### Entries from a visual dataset
☆ ☆ ☆

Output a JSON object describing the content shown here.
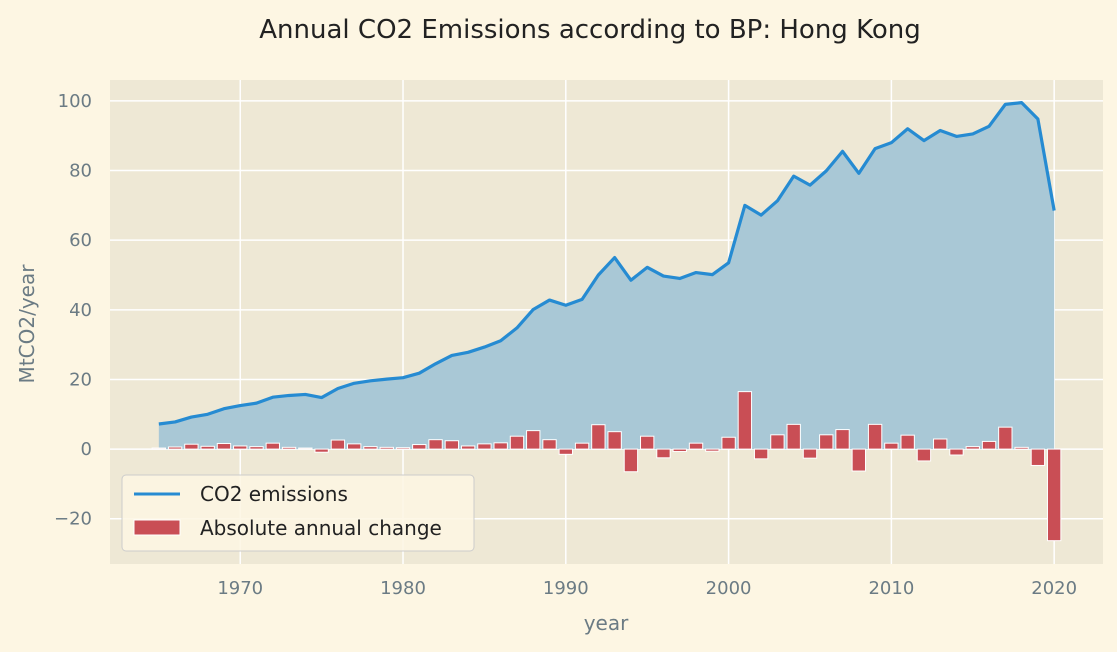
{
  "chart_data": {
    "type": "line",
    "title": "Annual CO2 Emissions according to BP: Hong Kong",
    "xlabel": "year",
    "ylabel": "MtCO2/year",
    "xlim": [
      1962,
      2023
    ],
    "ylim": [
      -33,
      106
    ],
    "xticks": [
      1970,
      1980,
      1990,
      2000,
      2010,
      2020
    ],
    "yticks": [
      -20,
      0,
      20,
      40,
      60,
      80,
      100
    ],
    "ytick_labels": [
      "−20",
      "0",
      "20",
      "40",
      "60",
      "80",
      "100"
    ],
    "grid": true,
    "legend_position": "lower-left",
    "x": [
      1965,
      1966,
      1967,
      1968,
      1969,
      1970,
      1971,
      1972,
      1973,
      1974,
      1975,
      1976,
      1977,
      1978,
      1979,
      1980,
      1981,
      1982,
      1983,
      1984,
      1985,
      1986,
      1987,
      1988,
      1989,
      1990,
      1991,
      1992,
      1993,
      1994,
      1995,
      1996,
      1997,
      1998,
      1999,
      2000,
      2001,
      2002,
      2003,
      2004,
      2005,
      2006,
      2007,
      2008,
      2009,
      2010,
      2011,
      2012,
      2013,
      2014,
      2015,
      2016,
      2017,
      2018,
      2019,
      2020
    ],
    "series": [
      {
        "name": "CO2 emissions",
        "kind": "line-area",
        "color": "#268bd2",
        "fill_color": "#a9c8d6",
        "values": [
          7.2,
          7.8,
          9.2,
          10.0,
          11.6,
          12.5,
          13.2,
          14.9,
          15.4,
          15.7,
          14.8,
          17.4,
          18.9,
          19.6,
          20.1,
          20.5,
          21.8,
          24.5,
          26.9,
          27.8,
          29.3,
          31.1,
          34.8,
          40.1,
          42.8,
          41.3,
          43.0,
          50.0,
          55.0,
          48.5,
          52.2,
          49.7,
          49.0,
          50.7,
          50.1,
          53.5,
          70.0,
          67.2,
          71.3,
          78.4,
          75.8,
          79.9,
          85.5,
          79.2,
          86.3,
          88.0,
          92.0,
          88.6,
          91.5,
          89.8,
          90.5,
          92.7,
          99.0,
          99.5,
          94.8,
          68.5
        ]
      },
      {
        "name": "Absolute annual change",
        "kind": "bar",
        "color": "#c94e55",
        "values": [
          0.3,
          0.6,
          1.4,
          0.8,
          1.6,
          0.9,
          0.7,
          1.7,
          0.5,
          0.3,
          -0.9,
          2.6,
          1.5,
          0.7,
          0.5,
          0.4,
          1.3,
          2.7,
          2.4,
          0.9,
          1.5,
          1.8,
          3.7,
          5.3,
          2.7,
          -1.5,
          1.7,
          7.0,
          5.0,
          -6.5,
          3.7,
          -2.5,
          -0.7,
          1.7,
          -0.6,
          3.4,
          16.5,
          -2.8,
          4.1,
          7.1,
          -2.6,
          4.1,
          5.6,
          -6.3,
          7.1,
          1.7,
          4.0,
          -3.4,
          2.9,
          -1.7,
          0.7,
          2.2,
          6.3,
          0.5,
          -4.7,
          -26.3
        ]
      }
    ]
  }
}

☆ ☆ ☆

### REQUIREMENTS
Look above for every line with the word "name" and copy it.

### WRITTEN SOLUTION
        "name": "CO2 emissions",
        "name": "Absolute annual change",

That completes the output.